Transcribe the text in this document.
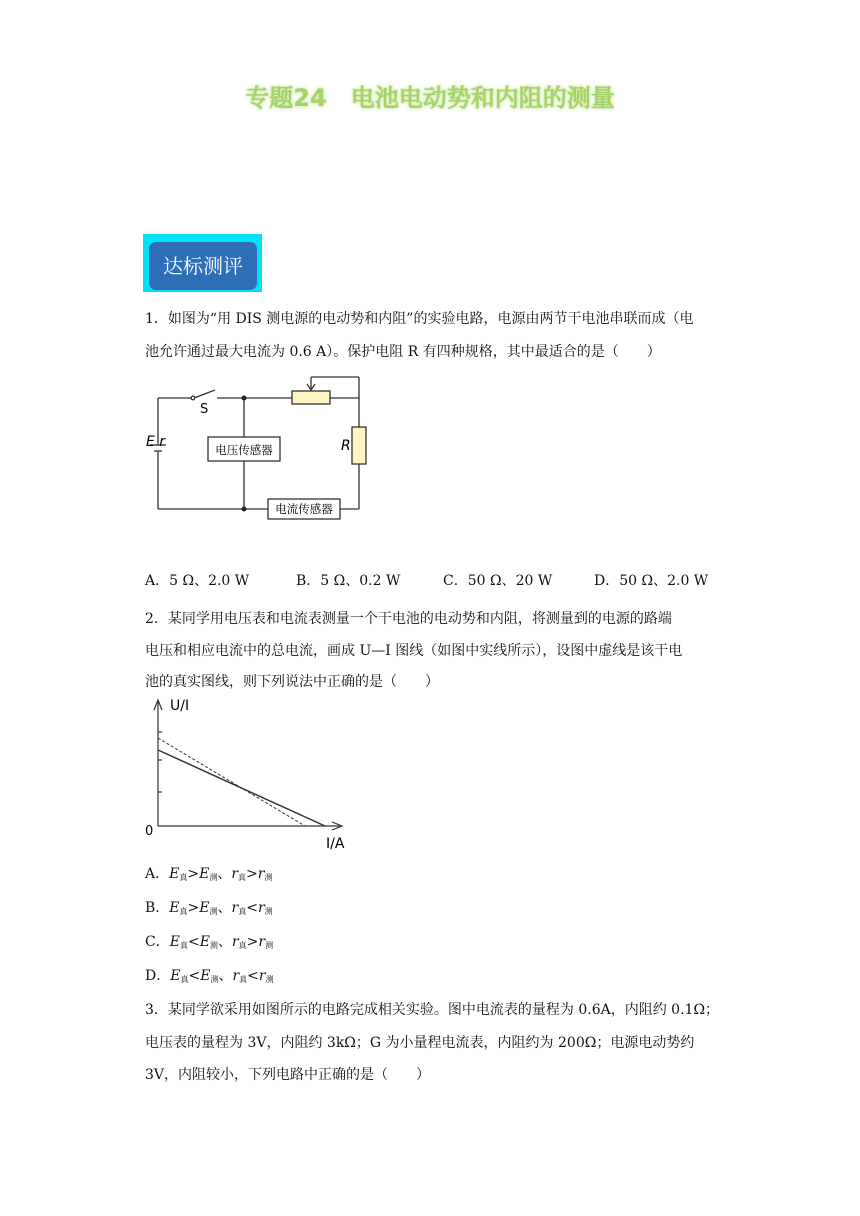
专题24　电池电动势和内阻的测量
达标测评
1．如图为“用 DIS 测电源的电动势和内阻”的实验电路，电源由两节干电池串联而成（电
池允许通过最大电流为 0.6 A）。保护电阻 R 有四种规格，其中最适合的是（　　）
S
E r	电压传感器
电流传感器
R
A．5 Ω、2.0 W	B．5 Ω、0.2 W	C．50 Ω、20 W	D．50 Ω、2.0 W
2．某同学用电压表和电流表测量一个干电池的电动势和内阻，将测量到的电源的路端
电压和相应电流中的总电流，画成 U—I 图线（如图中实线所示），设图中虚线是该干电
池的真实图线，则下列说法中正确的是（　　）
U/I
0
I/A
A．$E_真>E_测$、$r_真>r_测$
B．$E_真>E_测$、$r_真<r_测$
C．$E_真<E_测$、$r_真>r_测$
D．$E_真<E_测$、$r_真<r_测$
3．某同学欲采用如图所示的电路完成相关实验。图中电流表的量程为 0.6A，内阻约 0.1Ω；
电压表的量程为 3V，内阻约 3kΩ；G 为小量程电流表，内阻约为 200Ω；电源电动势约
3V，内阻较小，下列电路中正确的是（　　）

PROBLEM -> Output a faithful copy of the data, with each picture left out.

TASK OUTPUT ->
Transcribe the text in this document.
专题24　电池电动势和内阻的测量
达标测评
1．如图为“用 DIS 测电源的电动势和内阻”的实验电路，电源由两节干电池串联而成（电
池允许通过最大电流为 0.6 A）。保护电阻 R 有四种规格，其中最适合的是（　　）
S
E r	电压传感器
电流传感器
R
A．5 Ω、2.0 W	B．5 Ω、0.2 W	C．50 Ω、20 W	D．50 Ω、2.0 W
2．某同学用电压表和电流表测量一个干电池的电动势和内阻，将测量到的电源的路端
电压和相应电流中的总电流，画成 U—I 图线（如图中实线所示），设图中虚线是该干电
池的真实图线，则下列说法中正确的是（　　）
U/I
0
I/A
A．$E_真>E_测$、$r_真>r_测$
B．$E_真>E_测$、$r_真<r_测$
C．$E_真<E_测$、$r_真>r_测$
D．$E_真<E_测$、$r_真<r_测$
3．某同学欲采用如图所示的电路完成相关实验。图中电流表的量程为 0.6A，内阻约 0.1Ω；
电压表的量程为 3V，内阻约 3kΩ；G 为小量程电流表，内阻约为 200Ω；电源电动势约
3V，内阻较小，下列电路中正确的是（　　）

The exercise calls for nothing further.